— Challenge —
Scan the data. Collect each line that contains the word "group".

— Dataset records —
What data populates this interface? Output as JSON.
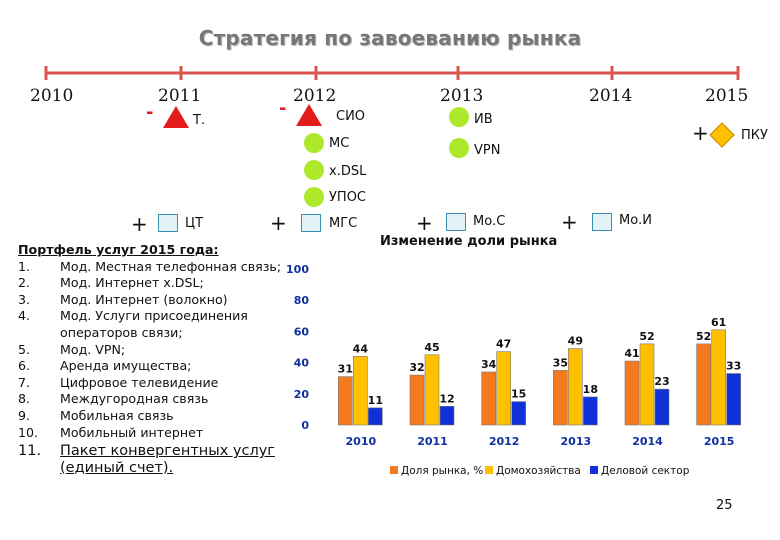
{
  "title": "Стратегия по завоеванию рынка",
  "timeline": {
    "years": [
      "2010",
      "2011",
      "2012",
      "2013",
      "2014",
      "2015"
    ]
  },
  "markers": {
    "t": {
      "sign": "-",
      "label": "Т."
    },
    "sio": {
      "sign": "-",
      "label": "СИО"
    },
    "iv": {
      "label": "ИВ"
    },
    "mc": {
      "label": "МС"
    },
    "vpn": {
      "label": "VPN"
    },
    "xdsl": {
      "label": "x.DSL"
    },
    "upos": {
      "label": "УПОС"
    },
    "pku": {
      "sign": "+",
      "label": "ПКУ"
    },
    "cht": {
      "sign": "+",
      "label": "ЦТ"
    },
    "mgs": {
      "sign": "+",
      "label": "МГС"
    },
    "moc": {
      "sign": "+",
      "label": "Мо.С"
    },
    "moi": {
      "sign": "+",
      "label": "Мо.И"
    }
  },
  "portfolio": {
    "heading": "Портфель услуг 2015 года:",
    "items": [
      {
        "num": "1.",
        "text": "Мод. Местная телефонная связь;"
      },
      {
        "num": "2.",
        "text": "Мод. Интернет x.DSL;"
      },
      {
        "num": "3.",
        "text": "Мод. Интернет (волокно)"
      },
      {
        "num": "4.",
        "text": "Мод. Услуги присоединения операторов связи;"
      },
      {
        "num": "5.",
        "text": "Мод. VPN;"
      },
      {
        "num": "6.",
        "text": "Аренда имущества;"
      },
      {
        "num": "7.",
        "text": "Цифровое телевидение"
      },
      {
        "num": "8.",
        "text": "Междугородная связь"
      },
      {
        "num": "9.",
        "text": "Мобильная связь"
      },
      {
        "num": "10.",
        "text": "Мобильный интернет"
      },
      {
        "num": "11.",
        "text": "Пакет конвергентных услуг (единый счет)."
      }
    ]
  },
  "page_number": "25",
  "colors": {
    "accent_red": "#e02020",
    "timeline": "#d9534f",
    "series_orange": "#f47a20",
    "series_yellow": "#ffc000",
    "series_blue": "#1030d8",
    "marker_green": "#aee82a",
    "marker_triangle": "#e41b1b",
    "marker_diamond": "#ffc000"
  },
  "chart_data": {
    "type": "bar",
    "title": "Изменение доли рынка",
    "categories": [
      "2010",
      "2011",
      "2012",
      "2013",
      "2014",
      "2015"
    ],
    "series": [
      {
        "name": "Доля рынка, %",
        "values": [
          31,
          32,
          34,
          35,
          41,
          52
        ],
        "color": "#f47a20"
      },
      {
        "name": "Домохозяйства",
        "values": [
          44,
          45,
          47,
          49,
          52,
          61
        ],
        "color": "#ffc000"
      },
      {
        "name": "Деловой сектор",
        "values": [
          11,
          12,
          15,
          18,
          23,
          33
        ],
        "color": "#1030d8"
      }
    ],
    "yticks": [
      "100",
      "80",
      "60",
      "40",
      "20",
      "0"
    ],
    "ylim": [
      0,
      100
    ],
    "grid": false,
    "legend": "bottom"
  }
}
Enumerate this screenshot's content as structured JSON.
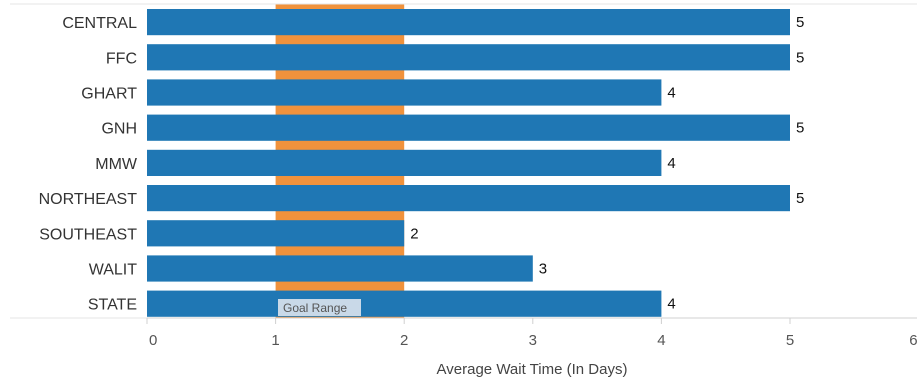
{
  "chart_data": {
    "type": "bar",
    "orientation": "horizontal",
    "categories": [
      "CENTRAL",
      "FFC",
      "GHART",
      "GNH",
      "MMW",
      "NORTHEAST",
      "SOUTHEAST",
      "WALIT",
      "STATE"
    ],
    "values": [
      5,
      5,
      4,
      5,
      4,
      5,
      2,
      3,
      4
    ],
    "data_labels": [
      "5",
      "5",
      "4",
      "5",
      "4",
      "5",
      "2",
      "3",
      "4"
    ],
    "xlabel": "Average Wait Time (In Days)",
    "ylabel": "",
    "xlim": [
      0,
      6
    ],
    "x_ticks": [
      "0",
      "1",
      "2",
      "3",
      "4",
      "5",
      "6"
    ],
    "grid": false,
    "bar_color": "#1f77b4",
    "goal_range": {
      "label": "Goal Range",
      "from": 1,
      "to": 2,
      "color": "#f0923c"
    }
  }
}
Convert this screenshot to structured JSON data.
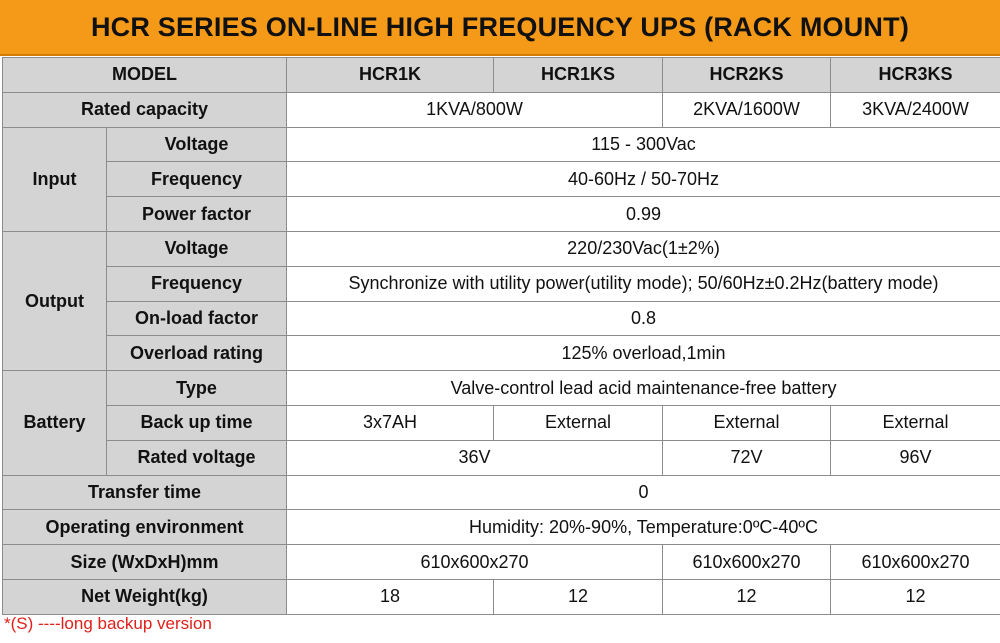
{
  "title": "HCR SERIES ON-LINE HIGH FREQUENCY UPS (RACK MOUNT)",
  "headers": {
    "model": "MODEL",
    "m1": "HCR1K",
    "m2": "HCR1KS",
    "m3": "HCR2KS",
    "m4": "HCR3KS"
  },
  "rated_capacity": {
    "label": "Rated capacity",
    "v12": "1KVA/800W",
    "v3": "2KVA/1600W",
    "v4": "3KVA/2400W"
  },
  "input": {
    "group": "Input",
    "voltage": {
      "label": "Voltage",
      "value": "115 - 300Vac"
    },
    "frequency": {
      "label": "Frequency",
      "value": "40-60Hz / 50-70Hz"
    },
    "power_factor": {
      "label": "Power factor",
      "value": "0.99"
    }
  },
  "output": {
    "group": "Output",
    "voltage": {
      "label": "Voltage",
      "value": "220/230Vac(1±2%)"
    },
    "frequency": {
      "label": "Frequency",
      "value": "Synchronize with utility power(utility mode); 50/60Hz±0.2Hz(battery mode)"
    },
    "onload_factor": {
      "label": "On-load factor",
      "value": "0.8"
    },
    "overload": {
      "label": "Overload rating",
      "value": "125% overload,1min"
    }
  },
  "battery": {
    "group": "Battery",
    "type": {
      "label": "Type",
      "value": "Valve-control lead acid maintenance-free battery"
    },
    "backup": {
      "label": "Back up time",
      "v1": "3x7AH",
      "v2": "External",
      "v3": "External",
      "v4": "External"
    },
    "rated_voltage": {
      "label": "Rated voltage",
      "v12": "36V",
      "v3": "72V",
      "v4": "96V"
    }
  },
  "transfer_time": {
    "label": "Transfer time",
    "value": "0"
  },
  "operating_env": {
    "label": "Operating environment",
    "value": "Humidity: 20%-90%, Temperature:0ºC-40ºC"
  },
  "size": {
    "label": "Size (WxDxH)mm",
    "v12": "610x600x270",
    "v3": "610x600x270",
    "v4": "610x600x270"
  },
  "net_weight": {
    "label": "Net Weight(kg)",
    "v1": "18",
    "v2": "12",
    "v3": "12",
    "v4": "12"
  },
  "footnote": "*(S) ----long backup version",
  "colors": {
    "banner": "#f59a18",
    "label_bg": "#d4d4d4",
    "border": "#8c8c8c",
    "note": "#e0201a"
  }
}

— Answer for the task —
    "group": "Input",
    "group": "Output",
    "group": "Battery",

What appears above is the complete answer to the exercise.